WORK TO DO.
Omit all pictures. Copy the rest of the material exactly.

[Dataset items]
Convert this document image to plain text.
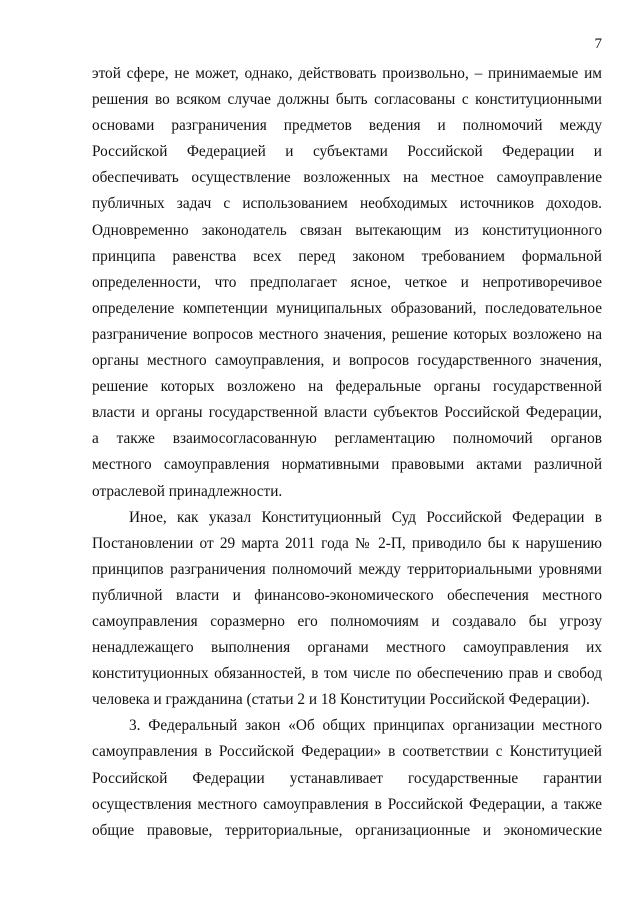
7
этой сфере, не может, однако, действовать произвольно, – принимаемые им
решения во всяком случае должны быть согласованы с конституционными
основами разграничения предметов ведения и полномочий между
Российской Федерацией и субъектами Российской Федерации и
обеспечивать осуществление возложенных на местное самоуправление
публичных задач с использованием необходимых источников доходов.
Одновременно законодатель связан вытекающим из конституционного
принципа равенства всех перед законом требованием формальной
определенности, что предполагает ясное, четкое и непротиворечивое
определение компетенции муниципальных образований, последовательное
разграничение вопросов местного значения, решение которых возложено на
органы местного самоуправления, и вопросов государственного значения,
решение которых возложено на федеральные органы государственной
власти и органы государственной власти субъектов Российской Федерации,
а также взаимосогласованную регламентацию полномочий органов
местного самоуправления нормативными правовыми актами различной
отраслевой принадлежности.
Иное, как указал Конституционный Суд Российской Федерации в
Постановлении от 29 марта 2011 года № 2-П, приводило бы к нарушению
принципов разграничения полномочий между территориальными уровнями
публичной власти и финансово-экономического обеспечения местного
самоуправления соразмерно его полномочиям и создавало бы угрозу
ненадлежащего выполнения органами местного самоуправления их
конституционных обязанностей, в том числе по обеспечению прав и свобод
человека и гражданина (статьи 2 и 18 Конституции Российской Федерации).
3. Федеральный закон «Об общих принципах организации местного
самоуправления в Российской Федерации» в соответствии с Конституцией
Российской Федерации устанавливает государственные гарантии
осуществления местного самоуправления в Российской Федерации, а также
общие правовые, территориальные, организационные и экономические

THE OUTPUT.
Convert this document image to plain text.
7
этой сфере, не может, однако, действовать произвольно, – принимаемые им
решения во всяком случае должны быть согласованы с конституционными
основами разграничения предметов ведения и полномочий между
Российской Федерацией и субъектами Российской Федерации и
обеспечивать осуществление возложенных на местное самоуправление
публичных задач с использованием необходимых источников доходов.
Одновременно законодатель связан вытекающим из конституционного
принципа равенства всех перед законом требованием формальной
определенности, что предполагает ясное, четкое и непротиворечивое
определение компетенции муниципальных образований, последовательное
разграничение вопросов местного значения, решение которых возложено на
органы местного самоуправления, и вопросов государственного значения,
решение которых возложено на федеральные органы государственной
власти и органы государственной власти субъектов Российской Федерации,
а также взаимосогласованную регламентацию полномочий органов
местного самоуправления нормативными правовыми актами различной
отраслевой принадлежности.
Иное, как указал Конституционный Суд Российской Федерации в
Постановлении от 29 марта 2011 года № 2-П, приводило бы к нарушению
принципов разграничения полномочий между территориальными уровнями
публичной власти и финансово-экономического обеспечения местного
самоуправления соразмерно его полномочиям и создавало бы угрозу
ненадлежащего выполнения органами местного самоуправления их
конституционных обязанностей, в том числе по обеспечению прав и свобод
человека и гражданина (статьи 2 и 18 Конституции Российской Федерации).
3. Федеральный закон «Об общих принципах организации местного
самоуправления в Российской Федерации» в соответствии с Конституцией
Российской Федерации устанавливает государственные гарантии
осуществления местного самоуправления в Российской Федерации, а также
общие правовые, территориальные, организационные и экономические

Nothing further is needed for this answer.